Aim |
Report each line of the data that has "东陡西缓" somewhere in it.

+ + +

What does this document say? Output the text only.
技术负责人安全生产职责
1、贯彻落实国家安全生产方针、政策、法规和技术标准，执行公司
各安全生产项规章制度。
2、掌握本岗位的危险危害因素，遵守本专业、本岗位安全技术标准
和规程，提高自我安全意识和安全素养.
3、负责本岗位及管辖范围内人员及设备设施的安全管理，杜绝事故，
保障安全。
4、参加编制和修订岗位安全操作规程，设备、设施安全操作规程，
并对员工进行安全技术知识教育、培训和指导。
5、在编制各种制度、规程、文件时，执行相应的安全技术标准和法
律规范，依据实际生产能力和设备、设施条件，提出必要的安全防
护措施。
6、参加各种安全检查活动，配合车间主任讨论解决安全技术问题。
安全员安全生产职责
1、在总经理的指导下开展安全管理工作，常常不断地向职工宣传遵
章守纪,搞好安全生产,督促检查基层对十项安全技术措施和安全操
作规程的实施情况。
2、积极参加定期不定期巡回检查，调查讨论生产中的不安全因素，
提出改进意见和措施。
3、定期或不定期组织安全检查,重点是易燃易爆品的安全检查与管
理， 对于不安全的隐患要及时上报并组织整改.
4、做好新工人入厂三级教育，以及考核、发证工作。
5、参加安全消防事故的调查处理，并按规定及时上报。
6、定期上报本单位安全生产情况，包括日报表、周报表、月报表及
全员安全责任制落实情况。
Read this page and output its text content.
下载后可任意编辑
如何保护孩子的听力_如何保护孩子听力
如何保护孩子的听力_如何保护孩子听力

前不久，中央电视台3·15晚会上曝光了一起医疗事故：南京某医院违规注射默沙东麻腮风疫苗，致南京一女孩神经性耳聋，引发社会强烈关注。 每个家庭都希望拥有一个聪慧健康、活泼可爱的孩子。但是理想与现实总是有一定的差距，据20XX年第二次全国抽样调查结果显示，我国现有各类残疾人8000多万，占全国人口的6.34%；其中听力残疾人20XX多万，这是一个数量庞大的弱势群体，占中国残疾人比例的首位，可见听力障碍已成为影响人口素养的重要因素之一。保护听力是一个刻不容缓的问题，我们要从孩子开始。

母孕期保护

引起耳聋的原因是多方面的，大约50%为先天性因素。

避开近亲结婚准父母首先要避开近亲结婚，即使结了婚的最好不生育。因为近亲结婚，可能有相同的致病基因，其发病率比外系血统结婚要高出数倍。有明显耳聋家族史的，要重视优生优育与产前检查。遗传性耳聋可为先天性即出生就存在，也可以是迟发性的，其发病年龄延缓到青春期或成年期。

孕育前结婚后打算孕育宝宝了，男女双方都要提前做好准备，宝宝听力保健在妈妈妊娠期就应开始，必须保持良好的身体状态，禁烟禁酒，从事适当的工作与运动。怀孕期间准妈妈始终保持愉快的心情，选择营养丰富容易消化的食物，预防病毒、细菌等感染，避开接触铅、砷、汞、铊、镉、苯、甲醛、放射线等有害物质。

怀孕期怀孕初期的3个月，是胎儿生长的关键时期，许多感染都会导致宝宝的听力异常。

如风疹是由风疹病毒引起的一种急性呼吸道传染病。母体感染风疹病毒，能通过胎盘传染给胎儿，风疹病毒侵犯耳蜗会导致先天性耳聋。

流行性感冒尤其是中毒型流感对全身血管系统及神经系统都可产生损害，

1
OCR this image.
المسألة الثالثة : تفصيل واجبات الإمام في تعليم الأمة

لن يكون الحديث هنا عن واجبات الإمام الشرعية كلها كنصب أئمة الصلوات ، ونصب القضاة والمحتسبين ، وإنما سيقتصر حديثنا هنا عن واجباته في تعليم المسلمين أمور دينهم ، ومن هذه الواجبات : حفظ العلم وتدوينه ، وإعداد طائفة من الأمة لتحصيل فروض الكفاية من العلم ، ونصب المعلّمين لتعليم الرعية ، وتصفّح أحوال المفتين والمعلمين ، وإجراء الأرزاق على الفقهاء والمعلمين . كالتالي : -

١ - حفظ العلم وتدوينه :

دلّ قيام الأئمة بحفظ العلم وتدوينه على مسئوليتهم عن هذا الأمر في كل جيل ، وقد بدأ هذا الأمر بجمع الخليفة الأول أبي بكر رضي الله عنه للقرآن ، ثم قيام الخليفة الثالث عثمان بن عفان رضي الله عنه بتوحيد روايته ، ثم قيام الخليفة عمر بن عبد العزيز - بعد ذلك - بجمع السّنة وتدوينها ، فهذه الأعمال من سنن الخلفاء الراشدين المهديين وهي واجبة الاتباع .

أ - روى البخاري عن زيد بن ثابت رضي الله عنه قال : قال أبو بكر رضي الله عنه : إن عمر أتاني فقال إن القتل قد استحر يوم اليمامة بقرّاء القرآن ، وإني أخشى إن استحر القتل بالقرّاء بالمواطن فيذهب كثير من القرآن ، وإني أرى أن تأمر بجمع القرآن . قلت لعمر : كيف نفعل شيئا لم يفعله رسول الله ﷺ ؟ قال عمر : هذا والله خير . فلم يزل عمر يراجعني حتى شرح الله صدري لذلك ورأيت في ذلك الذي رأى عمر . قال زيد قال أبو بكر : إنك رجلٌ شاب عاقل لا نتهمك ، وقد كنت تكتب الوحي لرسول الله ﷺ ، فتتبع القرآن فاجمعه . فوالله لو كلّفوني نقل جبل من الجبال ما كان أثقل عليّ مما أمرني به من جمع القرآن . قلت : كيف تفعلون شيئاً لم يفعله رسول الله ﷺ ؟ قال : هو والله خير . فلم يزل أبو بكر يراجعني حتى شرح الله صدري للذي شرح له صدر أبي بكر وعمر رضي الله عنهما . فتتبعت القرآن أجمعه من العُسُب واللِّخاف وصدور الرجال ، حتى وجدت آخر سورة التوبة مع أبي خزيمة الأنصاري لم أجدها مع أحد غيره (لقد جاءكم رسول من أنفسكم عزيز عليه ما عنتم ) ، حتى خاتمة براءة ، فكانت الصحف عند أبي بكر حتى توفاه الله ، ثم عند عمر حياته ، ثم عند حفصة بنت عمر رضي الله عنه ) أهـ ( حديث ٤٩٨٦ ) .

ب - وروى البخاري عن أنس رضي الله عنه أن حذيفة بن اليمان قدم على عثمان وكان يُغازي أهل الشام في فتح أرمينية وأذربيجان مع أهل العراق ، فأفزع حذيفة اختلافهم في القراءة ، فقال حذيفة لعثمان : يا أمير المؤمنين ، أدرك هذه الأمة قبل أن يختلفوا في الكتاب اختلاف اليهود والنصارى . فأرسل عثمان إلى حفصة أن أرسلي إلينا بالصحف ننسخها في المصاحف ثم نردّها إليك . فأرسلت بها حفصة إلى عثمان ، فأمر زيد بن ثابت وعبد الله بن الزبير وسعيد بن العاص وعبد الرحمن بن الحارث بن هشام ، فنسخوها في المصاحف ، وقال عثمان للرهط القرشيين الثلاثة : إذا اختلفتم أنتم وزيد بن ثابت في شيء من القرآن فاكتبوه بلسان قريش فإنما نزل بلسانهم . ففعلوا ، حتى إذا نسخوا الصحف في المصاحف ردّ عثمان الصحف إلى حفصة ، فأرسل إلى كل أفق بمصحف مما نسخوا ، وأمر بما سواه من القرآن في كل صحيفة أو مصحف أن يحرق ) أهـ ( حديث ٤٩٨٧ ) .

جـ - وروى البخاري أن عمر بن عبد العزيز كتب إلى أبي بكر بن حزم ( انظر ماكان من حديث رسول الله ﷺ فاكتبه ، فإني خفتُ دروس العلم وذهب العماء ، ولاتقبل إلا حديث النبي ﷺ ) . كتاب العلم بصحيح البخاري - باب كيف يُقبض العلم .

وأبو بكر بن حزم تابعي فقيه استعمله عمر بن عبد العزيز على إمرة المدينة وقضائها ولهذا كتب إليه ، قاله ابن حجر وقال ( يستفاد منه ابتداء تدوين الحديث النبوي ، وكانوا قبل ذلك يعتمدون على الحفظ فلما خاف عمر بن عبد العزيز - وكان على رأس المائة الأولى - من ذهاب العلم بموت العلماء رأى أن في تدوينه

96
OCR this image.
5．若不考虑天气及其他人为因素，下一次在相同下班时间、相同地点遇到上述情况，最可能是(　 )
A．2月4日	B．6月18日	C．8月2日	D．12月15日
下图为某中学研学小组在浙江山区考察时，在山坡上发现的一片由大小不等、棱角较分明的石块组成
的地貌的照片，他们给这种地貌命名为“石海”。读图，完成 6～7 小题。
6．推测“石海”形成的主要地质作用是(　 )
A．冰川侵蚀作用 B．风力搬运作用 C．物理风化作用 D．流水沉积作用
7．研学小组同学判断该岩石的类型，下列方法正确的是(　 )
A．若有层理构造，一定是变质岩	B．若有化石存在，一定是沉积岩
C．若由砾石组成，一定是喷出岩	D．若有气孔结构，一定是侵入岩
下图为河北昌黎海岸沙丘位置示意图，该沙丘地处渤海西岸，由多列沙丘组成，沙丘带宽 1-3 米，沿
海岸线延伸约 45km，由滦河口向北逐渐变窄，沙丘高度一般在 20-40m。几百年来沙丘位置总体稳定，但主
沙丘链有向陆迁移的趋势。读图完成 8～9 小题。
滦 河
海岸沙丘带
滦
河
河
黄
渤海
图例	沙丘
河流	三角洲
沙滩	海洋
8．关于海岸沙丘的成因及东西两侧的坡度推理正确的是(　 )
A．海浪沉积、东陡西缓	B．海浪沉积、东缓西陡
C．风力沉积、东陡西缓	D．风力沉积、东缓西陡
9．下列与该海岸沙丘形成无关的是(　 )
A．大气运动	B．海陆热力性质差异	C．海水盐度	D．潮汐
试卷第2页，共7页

+ + +

Task answer |
A．海浪沉积、东陡西缓	B．海浪沉积、东缓西陡
C．风力沉积、东陡西缓	D．风力沉积、东缓西陡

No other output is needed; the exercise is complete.